Short task →
Copy out each line of the data holding "ylabel".

* * * * *

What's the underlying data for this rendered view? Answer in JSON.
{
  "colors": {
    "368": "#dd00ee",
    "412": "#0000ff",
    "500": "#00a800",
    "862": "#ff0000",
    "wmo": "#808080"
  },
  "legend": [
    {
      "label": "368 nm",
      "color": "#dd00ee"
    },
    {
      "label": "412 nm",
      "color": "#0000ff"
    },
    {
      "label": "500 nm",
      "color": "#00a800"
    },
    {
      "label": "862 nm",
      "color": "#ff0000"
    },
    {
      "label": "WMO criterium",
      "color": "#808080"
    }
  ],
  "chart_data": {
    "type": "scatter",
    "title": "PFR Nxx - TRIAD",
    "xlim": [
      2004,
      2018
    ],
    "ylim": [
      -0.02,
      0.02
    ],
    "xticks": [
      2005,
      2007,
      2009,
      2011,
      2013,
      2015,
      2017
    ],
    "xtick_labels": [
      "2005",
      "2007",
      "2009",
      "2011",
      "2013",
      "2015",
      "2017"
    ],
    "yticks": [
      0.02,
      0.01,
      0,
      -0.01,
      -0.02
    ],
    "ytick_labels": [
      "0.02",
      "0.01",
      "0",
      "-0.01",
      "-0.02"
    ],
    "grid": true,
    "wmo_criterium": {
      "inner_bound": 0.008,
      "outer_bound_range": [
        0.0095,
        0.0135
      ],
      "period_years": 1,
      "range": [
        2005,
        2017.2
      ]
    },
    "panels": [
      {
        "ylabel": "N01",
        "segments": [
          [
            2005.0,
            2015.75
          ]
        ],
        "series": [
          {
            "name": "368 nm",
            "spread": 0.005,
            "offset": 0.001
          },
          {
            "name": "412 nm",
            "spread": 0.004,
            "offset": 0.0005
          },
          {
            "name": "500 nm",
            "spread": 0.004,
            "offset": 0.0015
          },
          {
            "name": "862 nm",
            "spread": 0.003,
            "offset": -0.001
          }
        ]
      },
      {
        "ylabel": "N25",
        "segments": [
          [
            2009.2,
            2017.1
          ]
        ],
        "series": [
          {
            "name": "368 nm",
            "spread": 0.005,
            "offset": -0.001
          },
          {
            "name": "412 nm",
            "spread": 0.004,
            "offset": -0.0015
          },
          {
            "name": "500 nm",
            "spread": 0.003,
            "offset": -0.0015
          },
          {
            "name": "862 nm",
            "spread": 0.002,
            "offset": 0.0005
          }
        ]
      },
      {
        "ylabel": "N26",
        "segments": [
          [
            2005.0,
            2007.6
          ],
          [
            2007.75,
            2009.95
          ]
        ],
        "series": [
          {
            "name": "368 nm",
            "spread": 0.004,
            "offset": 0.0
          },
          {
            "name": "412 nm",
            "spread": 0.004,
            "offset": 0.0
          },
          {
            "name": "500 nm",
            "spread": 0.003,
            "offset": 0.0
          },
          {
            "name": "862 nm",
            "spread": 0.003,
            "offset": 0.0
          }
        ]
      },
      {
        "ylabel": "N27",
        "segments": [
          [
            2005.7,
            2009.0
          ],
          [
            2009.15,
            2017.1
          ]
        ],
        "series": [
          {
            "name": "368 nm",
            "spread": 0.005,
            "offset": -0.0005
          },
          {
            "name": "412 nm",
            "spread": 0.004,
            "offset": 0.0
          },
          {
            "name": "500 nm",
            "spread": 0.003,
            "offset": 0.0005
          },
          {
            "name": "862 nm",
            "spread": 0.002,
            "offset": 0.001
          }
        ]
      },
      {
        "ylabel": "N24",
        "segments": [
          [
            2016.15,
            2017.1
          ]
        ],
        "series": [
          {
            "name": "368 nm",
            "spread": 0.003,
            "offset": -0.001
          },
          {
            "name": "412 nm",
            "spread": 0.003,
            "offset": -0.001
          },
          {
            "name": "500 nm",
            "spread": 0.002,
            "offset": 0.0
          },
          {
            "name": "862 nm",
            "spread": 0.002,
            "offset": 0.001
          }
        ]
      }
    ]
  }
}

* * * * *

Worked solution →
        "ylabel": "N01",
        "ylabel": "N25",
        "ylabel": "N26",
        "ylabel": "N27",
        "ylabel": "N24",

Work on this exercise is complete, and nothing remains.